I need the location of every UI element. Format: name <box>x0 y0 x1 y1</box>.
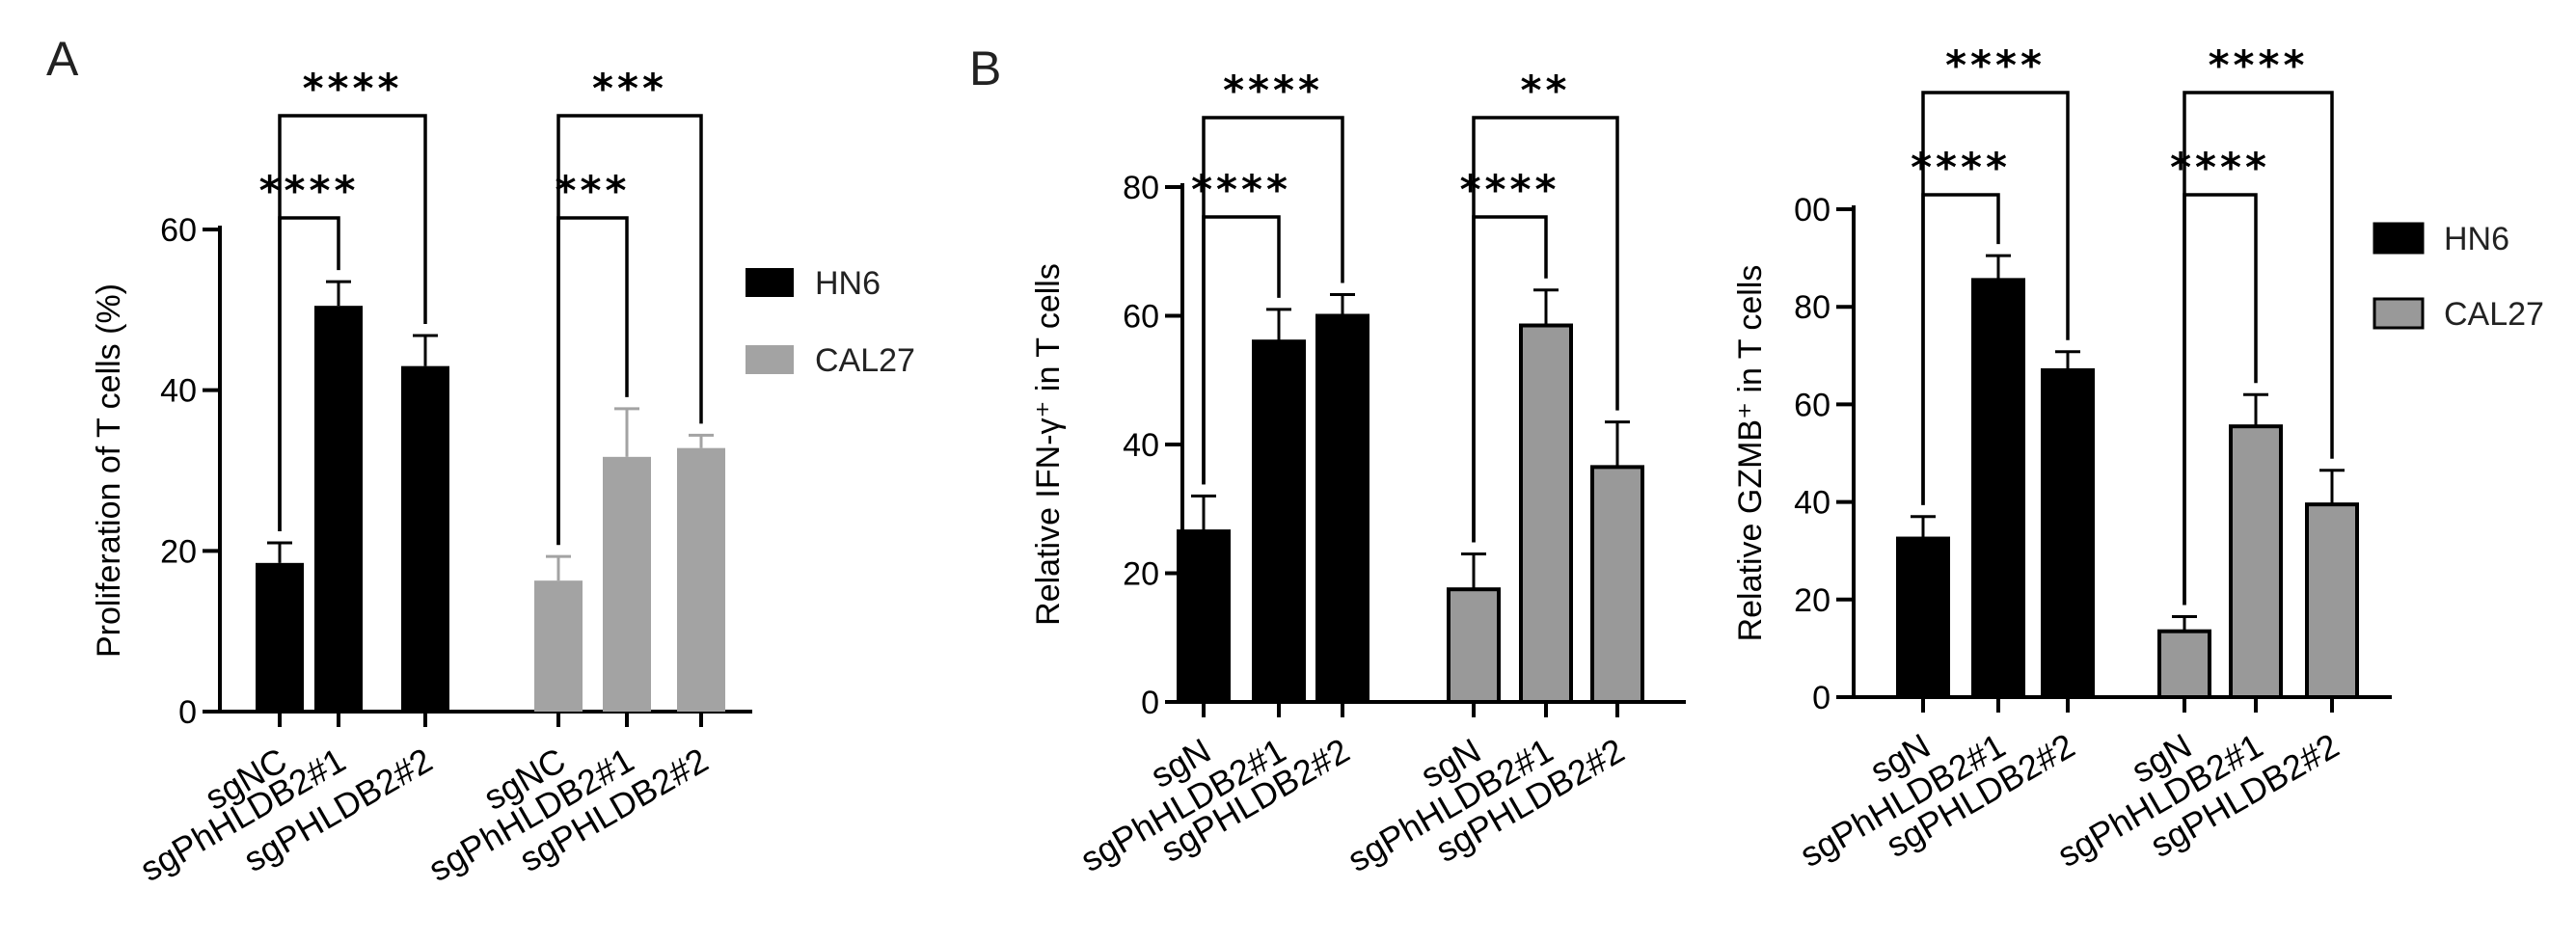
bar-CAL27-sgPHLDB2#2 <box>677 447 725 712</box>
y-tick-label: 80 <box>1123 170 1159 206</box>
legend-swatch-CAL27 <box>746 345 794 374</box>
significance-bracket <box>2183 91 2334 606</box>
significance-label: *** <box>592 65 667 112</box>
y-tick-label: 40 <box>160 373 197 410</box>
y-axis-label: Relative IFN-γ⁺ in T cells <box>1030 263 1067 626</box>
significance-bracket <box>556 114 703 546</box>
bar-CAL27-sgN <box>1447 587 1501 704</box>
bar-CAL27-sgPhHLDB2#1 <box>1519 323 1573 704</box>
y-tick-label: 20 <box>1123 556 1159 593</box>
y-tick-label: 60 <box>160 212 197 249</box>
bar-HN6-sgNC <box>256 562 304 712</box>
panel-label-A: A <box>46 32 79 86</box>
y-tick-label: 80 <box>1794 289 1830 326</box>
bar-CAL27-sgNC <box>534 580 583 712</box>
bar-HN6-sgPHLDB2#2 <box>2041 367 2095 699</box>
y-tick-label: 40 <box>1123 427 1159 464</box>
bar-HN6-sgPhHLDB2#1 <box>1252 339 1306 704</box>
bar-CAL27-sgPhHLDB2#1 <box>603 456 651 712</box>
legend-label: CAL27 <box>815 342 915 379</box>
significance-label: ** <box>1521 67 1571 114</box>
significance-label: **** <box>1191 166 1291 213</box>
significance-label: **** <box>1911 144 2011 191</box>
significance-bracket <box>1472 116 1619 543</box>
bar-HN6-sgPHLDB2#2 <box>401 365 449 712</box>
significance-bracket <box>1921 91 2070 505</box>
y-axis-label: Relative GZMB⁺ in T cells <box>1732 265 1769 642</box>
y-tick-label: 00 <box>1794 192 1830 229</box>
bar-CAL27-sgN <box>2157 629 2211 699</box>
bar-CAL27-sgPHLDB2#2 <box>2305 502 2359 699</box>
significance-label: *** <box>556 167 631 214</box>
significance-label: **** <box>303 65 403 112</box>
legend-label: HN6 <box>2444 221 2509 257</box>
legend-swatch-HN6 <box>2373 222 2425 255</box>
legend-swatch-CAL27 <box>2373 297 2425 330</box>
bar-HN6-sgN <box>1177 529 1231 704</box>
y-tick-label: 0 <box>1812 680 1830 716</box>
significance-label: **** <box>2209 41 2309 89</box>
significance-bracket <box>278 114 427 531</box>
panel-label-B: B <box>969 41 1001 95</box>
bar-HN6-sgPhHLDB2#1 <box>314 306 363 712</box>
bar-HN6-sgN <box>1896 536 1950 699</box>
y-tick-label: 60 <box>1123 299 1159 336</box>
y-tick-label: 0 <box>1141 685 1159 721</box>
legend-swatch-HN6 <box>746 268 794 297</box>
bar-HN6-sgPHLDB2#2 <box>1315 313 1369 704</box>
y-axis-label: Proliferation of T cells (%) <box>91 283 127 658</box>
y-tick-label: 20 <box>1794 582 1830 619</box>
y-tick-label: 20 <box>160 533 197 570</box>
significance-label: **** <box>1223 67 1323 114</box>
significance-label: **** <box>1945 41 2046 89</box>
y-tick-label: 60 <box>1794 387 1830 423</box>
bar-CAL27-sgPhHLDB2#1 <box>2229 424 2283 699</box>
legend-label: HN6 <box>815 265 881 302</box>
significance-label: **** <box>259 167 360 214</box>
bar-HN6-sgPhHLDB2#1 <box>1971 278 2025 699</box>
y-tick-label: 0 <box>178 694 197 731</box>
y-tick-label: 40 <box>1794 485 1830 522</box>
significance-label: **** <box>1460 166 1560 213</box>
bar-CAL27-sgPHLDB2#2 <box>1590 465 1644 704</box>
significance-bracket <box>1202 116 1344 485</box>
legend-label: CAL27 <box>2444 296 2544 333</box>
----------
What you will do
Every line of the data above is to be set down exactly; the pictures are not.

Solution for this problem
I need the location of every UI element. Format: name <box>x0 y0 x1 y1</box>.
bar-CAL27-sgPHLDB2#2 <box>677 447 725 712</box>
y-tick-label: 80 <box>1123 170 1159 206</box>
legend-swatch-CAL27 <box>746 345 794 374</box>
significance-bracket <box>2183 91 2334 606</box>
significance-label: *** <box>592 65 667 112</box>
y-tick-label: 40 <box>160 373 197 410</box>
y-axis-label: Relative IFN-γ⁺ in T cells <box>1030 263 1067 626</box>
significance-bracket <box>556 114 703 546</box>
bar-CAL27-sgN <box>1447 587 1501 704</box>
bar-CAL27-sgPhHLDB2#1 <box>1519 323 1573 704</box>
y-tick-label: 20 <box>1123 556 1159 593</box>
y-tick-label: 60 <box>160 212 197 249</box>
bar-HN6-sgNC <box>256 562 304 712</box>
panel-label-A: A <box>46 32 79 86</box>
y-tick-label: 80 <box>1794 289 1830 326</box>
bar-CAL27-sgNC <box>534 580 583 712</box>
bar-HN6-sgPHLDB2#2 <box>2041 367 2095 699</box>
y-tick-label: 40 <box>1123 427 1159 464</box>
bar-HN6-sgPhHLDB2#1 <box>1252 339 1306 704</box>
bar-CAL27-sgPhHLDB2#1 <box>603 456 651 712</box>
legend-label: CAL27 <box>815 342 915 379</box>
significance-label: ** <box>1521 67 1571 114</box>
significance-label: **** <box>1191 166 1291 213</box>
significance-label: **** <box>1911 144 2011 191</box>
significance-bracket <box>1472 116 1619 543</box>
bar-HN6-sgPHLDB2#2 <box>401 365 449 712</box>
significance-bracket <box>1921 91 2070 505</box>
y-axis-label: Relative GZMB⁺ in T cells <box>1732 265 1769 642</box>
y-tick-label: 00 <box>1794 192 1830 229</box>
bar-CAL27-sgN <box>2157 629 2211 699</box>
bar-CAL27-sgPHLDB2#2 <box>2305 502 2359 699</box>
significance-label: *** <box>556 167 631 214</box>
significance-label: **** <box>303 65 403 112</box>
legend-label: HN6 <box>2444 221 2509 257</box>
legend-swatch-HN6 <box>2373 222 2425 255</box>
legend-swatch-CAL27 <box>2373 297 2425 330</box>
bar-HN6-sgN <box>1177 529 1231 704</box>
y-tick-label: 0 <box>1812 680 1830 716</box>
significance-label: **** <box>2209 41 2309 89</box>
significance-bracket <box>278 114 427 531</box>
panel-label-B: B <box>969 41 1001 95</box>
bar-HN6-sgPhHLDB2#1 <box>314 306 363 712</box>
bar-HN6-sgN <box>1896 536 1950 699</box>
y-tick-label: 60 <box>1123 299 1159 336</box>
y-tick-label: 0 <box>1141 685 1159 721</box>
legend-swatch-HN6 <box>746 268 794 297</box>
bar-HN6-sgPHLDB2#2 <box>1315 313 1369 704</box>
y-axis-label: Proliferation of T cells (%) <box>91 283 127 658</box>
y-tick-label: 20 <box>1794 582 1830 619</box>
y-tick-label: 20 <box>160 533 197 570</box>
significance-label: **** <box>1223 67 1323 114</box>
significance-label: **** <box>1945 41 2046 89</box>
y-tick-label: 60 <box>1794 387 1830 423</box>
bar-CAL27-sgPhHLDB2#1 <box>2229 424 2283 699</box>
legend-label: HN6 <box>815 265 881 302</box>
significance-label: **** <box>259 167 360 214</box>
bar-HN6-sgPhHLDB2#1 <box>1971 278 2025 699</box>
y-tick-label: 0 <box>178 694 197 731</box>
y-tick-label: 40 <box>1794 485 1830 522</box>
significance-label: **** <box>1460 166 1560 213</box>
bar-CAL27-sgPHLDB2#2 <box>1590 465 1644 704</box>
significance-bracket <box>1202 116 1344 485</box>
legend-label: CAL27 <box>2444 296 2544 333</box>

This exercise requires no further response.